__Problem description__. Count the lines below that contain the word "user", and reply with that number alone.

[Extracted data entries]
┌──
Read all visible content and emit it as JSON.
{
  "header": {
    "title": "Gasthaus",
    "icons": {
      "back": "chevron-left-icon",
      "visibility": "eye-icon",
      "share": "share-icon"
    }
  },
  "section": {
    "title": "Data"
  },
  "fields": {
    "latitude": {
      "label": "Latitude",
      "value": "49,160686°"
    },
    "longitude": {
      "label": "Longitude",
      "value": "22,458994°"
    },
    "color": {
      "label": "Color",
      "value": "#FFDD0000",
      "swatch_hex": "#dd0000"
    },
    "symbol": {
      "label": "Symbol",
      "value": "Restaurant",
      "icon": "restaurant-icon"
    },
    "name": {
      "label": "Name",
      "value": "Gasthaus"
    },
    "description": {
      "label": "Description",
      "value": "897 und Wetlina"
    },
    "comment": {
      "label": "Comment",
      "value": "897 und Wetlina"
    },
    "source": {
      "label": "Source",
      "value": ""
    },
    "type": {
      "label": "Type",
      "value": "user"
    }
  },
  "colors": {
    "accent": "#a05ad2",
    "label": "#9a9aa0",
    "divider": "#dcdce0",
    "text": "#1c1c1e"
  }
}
└──
┌──
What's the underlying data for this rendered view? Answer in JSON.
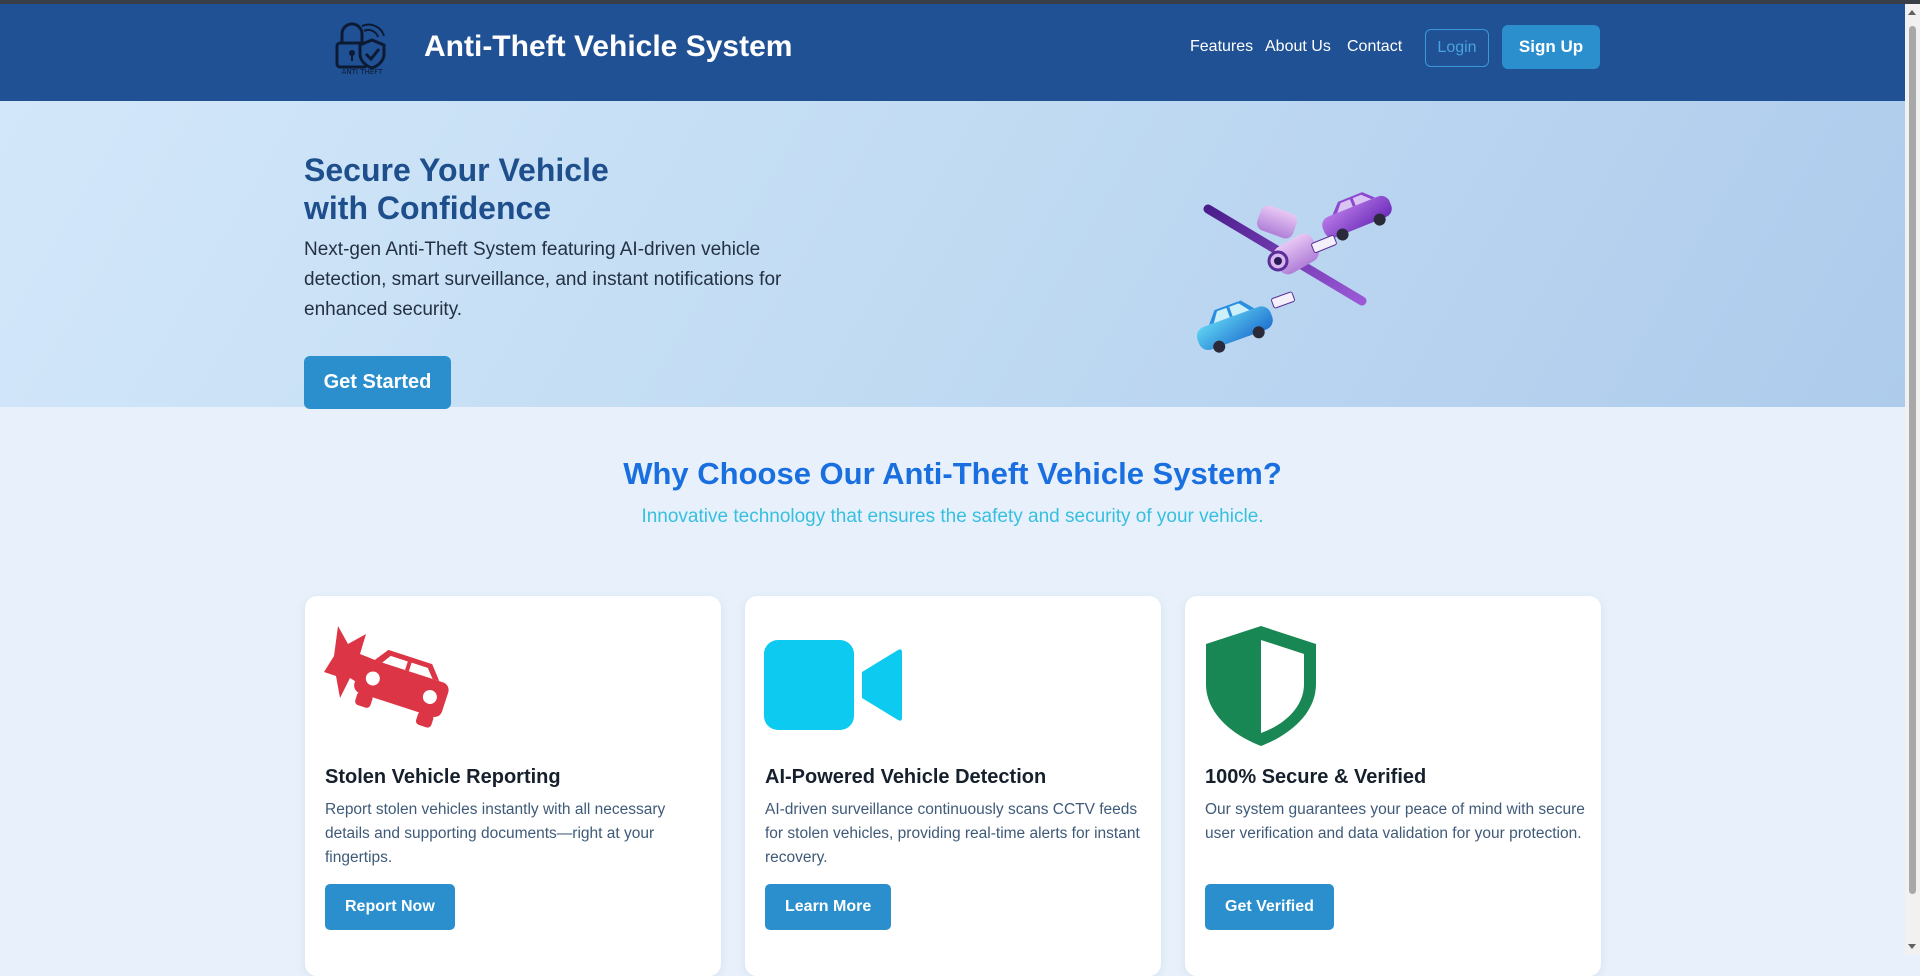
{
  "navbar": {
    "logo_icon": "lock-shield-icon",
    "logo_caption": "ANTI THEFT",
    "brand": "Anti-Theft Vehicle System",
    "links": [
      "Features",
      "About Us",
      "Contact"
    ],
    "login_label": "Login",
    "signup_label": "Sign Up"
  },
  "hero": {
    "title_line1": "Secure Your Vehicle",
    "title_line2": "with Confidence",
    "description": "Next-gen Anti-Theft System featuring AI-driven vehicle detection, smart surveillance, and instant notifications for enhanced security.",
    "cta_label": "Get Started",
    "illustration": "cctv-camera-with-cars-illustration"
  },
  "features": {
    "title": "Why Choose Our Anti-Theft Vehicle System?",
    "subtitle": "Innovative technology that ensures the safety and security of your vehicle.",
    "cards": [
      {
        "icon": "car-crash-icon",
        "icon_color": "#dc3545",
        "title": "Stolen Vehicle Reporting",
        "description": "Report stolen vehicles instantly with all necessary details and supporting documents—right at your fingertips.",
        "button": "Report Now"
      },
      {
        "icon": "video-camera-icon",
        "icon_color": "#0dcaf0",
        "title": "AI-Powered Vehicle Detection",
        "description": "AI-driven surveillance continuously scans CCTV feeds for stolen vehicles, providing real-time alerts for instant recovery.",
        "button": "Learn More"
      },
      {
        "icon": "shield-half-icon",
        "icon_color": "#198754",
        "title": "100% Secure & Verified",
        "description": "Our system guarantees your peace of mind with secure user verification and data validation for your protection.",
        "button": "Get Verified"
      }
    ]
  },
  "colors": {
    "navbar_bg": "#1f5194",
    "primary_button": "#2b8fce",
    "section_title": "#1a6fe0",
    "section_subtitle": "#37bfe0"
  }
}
└──
__Answer to this problem__. 2